### Job
Leave the pictures out and print every record below exactly as it stands.

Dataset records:
************
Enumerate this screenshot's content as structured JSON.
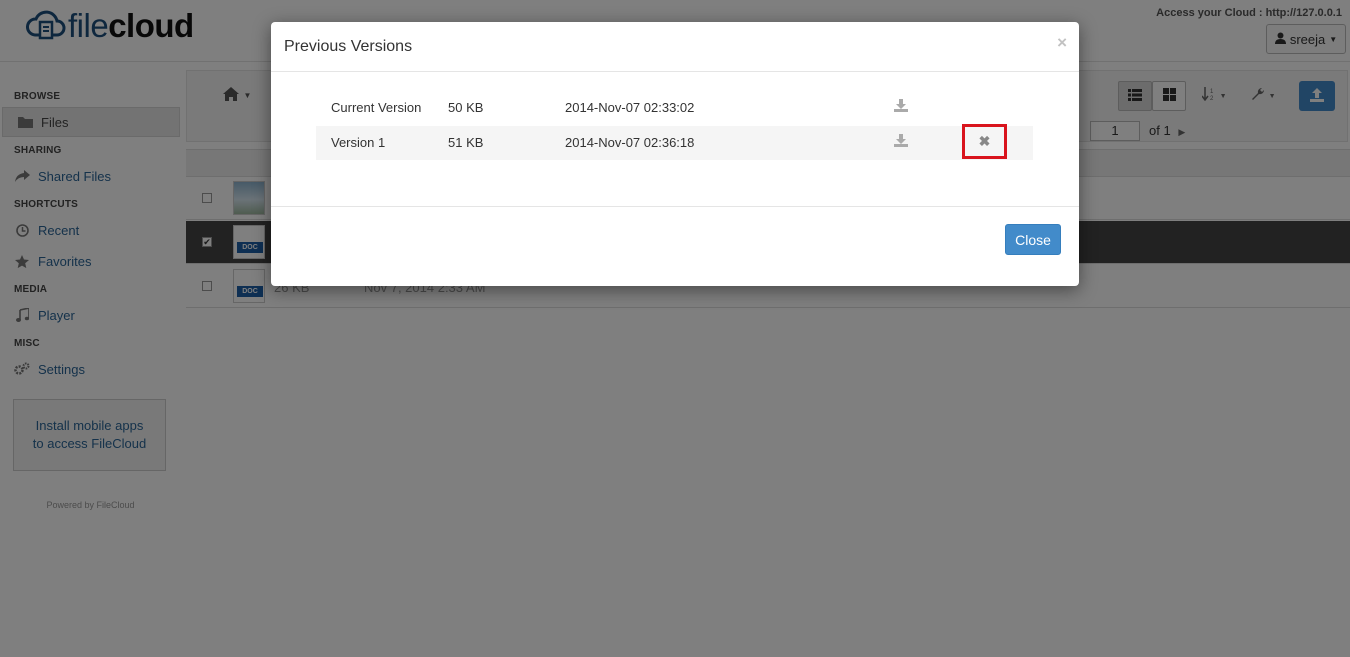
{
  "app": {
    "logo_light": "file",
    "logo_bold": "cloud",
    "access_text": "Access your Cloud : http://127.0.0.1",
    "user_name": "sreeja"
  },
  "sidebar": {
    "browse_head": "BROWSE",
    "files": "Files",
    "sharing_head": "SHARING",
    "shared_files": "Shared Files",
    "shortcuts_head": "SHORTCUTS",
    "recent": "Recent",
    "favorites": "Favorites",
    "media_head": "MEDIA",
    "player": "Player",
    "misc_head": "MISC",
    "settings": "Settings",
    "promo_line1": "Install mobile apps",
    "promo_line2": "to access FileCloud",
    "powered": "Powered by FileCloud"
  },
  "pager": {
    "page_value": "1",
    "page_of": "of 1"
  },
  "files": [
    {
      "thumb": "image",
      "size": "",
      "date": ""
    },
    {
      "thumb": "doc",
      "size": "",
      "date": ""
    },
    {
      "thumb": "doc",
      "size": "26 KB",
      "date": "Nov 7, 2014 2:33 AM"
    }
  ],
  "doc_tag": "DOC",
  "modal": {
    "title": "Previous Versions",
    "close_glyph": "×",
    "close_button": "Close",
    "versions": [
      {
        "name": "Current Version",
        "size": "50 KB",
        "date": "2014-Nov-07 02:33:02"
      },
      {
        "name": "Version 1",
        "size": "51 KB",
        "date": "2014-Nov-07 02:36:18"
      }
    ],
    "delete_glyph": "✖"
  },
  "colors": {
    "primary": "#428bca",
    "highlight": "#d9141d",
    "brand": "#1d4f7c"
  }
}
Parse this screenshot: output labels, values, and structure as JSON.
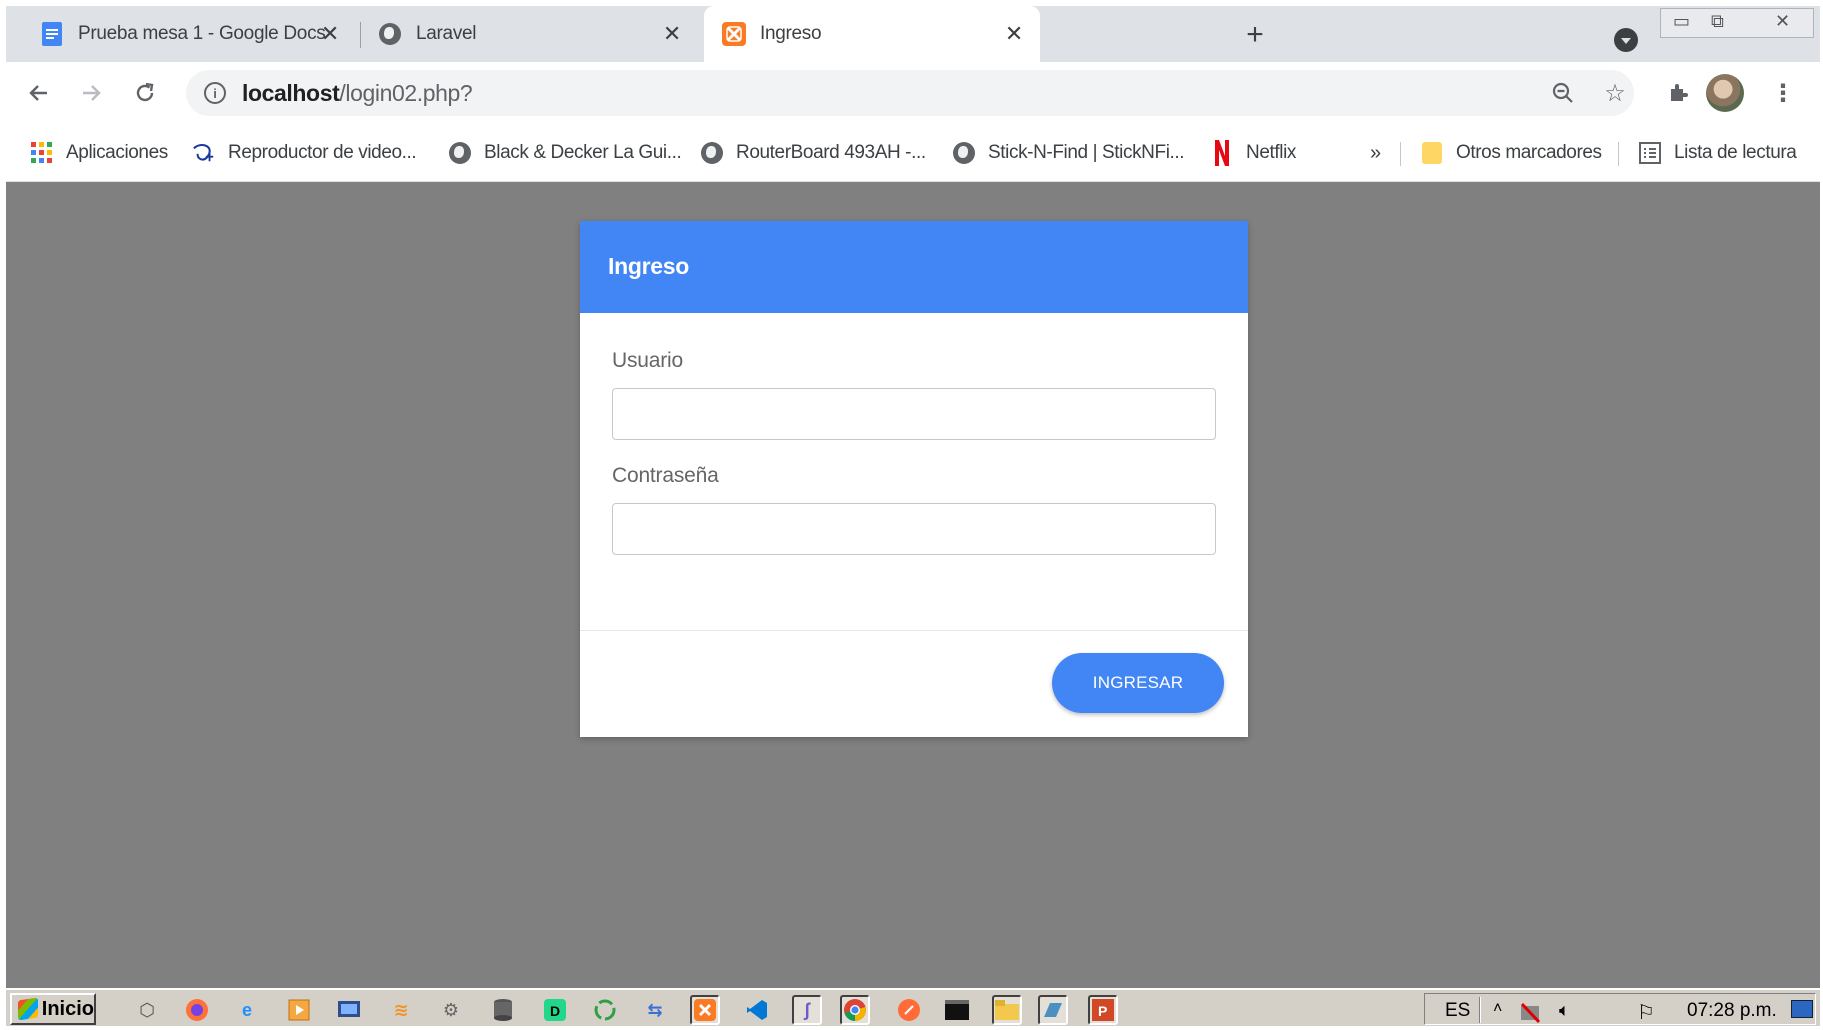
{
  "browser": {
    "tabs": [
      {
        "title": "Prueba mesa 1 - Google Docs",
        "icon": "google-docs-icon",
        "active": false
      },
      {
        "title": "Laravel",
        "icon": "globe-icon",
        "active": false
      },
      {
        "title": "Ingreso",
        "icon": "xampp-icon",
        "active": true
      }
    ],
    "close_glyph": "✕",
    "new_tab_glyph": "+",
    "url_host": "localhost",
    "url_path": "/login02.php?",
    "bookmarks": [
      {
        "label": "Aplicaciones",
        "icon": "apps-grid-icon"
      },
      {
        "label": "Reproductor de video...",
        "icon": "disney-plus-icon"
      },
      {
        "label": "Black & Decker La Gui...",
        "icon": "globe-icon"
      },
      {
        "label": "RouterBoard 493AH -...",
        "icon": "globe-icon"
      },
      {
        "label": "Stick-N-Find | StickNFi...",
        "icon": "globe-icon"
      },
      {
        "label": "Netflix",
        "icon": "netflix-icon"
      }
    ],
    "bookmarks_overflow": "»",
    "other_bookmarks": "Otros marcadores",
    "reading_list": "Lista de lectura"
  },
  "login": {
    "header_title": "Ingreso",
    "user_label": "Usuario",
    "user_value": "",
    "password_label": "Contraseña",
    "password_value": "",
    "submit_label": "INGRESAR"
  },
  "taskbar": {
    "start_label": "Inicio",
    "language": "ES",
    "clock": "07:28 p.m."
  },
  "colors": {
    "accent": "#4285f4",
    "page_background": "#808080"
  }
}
************
### Answer to the problem
Enumerate this screenshot's content as structured JSON.
{
  "app": {
    "logo_light": "file",
    "logo_bold": "cloud",
    "access_text": "Access your Cloud : http://127.0.0.1",
    "user_name": "sreeja"
  },
  "sidebar": {
    "browse_head": "BROWSE",
    "files": "Files",
    "sharing_head": "SHARING",
    "shared_files": "Shared Files",
    "shortcuts_head": "SHORTCUTS",
    "recent": "Recent",
    "favorites": "Favorites",
    "media_head": "MEDIA",
    "player": "Player",
    "misc_head": "MISC",
    "settings": "Settings",
    "promo_line1": "Install mobile apps",
    "promo_line2": "to access FileCloud",
    "powered": "Powered by FileCloud"
  },
  "pager": {
    "page_value": "1",
    "page_of": "of 1"
  },
  "files": [
    {
      "thumb": "image",
      "size": "",
      "date": ""
    },
    {
      "thumb": "doc",
      "size": "",
      "date": ""
    },
    {
      "thumb": "doc",
      "size": "26 KB",
      "date": "Nov 7, 2014 2:33 AM"
    }
  ],
  "doc_tag": "DOC",
  "modal": {
    "title": "Previous Versions",
    "close_glyph": "×",
    "close_button": "Close",
    "versions": [
      {
        "name": "Current Version",
        "size": "50 KB",
        "date": "2014-Nov-07 02:33:02"
      },
      {
        "name": "Version 1",
        "size": "51 KB",
        "date": "2014-Nov-07 02:36:18"
      }
    ],
    "delete_glyph": "✖"
  },
  "colors": {
    "primary": "#428bca",
    "highlight": "#d9141d",
    "brand": "#1d4f7c"
  }
}
Parse this screenshot: output labels, values, and structure as JSON.
{
  "browser": {
    "tabs": [
      {
        "title": "Prueba mesa 1 - Google Docs",
        "icon": "google-docs-icon",
        "active": false
      },
      {
        "title": "Laravel",
        "icon": "globe-icon",
        "active": false
      },
      {
        "title": "Ingreso",
        "icon": "xampp-icon",
        "active": true
      }
    ],
    "close_glyph": "✕",
    "new_tab_glyph": "+",
    "url_host": "localhost",
    "url_path": "/login02.php?",
    "bookmarks": [
      {
        "label": "Aplicaciones",
        "icon": "apps-grid-icon"
      },
      {
        "label": "Reproductor de video...",
        "icon": "disney-plus-icon"
      },
      {
        "label": "Black & Decker La Gui...",
        "icon": "globe-icon"
      },
      {
        "label": "RouterBoard 493AH -...",
        "icon": "globe-icon"
      },
      {
        "label": "Stick-N-Find | StickNFi...",
        "icon": "globe-icon"
      },
      {
        "label": "Netflix",
        "icon": "netflix-icon"
      }
    ],
    "bookmarks_overflow": "»",
    "other_bookmarks": "Otros marcadores",
    "reading_list": "Lista de lectura"
  },
  "login": {
    "header_title": "Ingreso",
    "user_label": "Usuario",
    "user_value": "",
    "password_label": "Contraseña",
    "password_value": "",
    "submit_label": "INGRESAR"
  },
  "taskbar": {
    "start_label": "Inicio",
    "language": "ES",
    "clock": "07:28 p.m."
  },
  "colors": {
    "accent": "#4285f4",
    "page_background": "#808080"
  }
}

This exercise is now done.